---- Listing
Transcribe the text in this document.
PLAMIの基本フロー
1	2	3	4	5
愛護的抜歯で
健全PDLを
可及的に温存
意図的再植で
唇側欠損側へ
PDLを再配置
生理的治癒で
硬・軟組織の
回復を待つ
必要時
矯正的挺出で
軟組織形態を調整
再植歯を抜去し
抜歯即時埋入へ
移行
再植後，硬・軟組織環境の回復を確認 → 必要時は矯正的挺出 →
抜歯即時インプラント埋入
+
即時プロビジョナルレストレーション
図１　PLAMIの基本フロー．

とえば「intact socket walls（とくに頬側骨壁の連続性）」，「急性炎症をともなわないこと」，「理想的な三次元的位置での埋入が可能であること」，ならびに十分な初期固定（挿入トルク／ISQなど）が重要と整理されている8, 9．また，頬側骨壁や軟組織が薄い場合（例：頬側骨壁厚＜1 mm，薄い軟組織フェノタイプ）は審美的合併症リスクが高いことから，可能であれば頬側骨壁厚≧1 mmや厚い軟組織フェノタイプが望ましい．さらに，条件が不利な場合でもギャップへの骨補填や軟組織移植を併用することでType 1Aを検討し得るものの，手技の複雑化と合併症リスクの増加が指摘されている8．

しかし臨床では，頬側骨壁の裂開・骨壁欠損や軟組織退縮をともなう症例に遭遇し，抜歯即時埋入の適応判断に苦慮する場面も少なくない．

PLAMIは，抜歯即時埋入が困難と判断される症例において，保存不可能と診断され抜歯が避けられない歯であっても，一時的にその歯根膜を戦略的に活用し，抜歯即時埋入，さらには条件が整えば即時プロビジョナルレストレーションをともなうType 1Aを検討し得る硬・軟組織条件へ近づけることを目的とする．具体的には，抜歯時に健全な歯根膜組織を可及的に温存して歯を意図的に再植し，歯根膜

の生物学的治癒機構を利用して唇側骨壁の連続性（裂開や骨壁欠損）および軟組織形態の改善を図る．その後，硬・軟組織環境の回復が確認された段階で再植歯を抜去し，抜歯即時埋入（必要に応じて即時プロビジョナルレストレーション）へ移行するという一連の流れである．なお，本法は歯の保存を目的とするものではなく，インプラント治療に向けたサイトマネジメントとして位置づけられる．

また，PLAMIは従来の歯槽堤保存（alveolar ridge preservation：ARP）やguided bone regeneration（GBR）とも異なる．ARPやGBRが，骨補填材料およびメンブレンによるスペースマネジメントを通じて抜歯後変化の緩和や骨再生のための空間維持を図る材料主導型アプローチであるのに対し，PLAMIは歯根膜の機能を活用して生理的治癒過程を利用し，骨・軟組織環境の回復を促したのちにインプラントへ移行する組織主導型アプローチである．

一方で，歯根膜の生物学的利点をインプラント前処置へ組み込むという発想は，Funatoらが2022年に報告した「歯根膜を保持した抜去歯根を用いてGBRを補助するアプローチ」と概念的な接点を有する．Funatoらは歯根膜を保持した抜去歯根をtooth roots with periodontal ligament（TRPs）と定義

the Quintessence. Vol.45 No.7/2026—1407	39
--------
= What is required =
Reproduce every record, matching each line exactly.

= Expected answer =
Transcribe the text in this document.
PLAMIの基本フロー
1	2	3	4	5
愛護的抜歯で
健全PDLを
可及的に温存
意図的再植で
唇側欠損側へ
PDLを再配置
生理的治癒で
硬・軟組織の
回復を待つ
必要時
矯正的挺出で
軟組織形態を調整
再植歯を抜去し
抜歯即時埋入へ
移行
再植後，硬・軟組織環境の回復を確認 → 必要時は矯正的挺出 →
抜歯即時インプラント埋入
+
即時プロビジョナルレストレーション
図１　PLAMIの基本フロー．

とえば「intact socket walls（とくに頬側骨壁の連続性）」，「急性炎症をともなわないこと」，「理想的な三次元的位置での埋入が可能であること」，ならびに十分な初期固定（挿入トルク／ISQなど）が重要と整理されている8, 9．また，頬側骨壁や軟組織が薄い場合（例：頬側骨壁厚＜1 mm，薄い軟組織フェノタイプ）は審美的合併症リスクが高いことから，可能であれば頬側骨壁厚≧1 mmや厚い軟組織フェノタイプが望ましい．さらに，条件が不利な場合でもギャップへの骨補填や軟組織移植を併用することでType 1Aを検討し得るものの，手技の複雑化と合併症リスクの増加が指摘されている8．

しかし臨床では，頬側骨壁の裂開・骨壁欠損や軟組織退縮をともなう症例に遭遇し，抜歯即時埋入の適応判断に苦慮する場面も少なくない．

PLAMIは，抜歯即時埋入が困難と判断される症例において，保存不可能と診断され抜歯が避けられない歯であっても，一時的にその歯根膜を戦略的に活用し，抜歯即時埋入，さらには条件が整えば即時プロビジョナルレストレーションをともなうType 1Aを検討し得る硬・軟組織条件へ近づけることを目的とする．具体的には，抜歯時に健全な歯根膜組織を可及的に温存して歯を意図的に再植し，歯根膜

の生物学的治癒機構を利用して唇側骨壁の連続性（裂開や骨壁欠損）および軟組織形態の改善を図る．その後，硬・軟組織環境の回復が確認された段階で再植歯を抜去し，抜歯即時埋入（必要に応じて即時プロビジョナルレストレーション）へ移行するという一連の流れである．なお，本法は歯の保存を目的とするものではなく，インプラント治療に向けたサイトマネジメントとして位置づけられる．

また，PLAMIは従来の歯槽堤保存（alveolar ridge preservation：ARP）やguided bone regeneration（GBR）とも異なる．ARPやGBRが，骨補填材料およびメンブレンによるスペースマネジメントを通じて抜歯後変化の緩和や骨再生のための空間維持を図る材料主導型アプローチであるのに対し，PLAMIは歯根膜の機能を活用して生理的治癒過程を利用し，骨・軟組織環境の回復を促したのちにインプラントへ移行する組織主導型アプローチである．

一方で，歯根膜の生物学的利点をインプラント前処置へ組み込むという発想は，Funatoらが2022年に報告した「歯根膜を保持した抜去歯根を用いてGBRを補助するアプローチ」と概念的な接点を有する．Funatoらは歯根膜を保持した抜去歯根をtooth roots with periodontal ligament（TRPs）と定義

the Quintessence. Vol.45 No.7/2026—1407	39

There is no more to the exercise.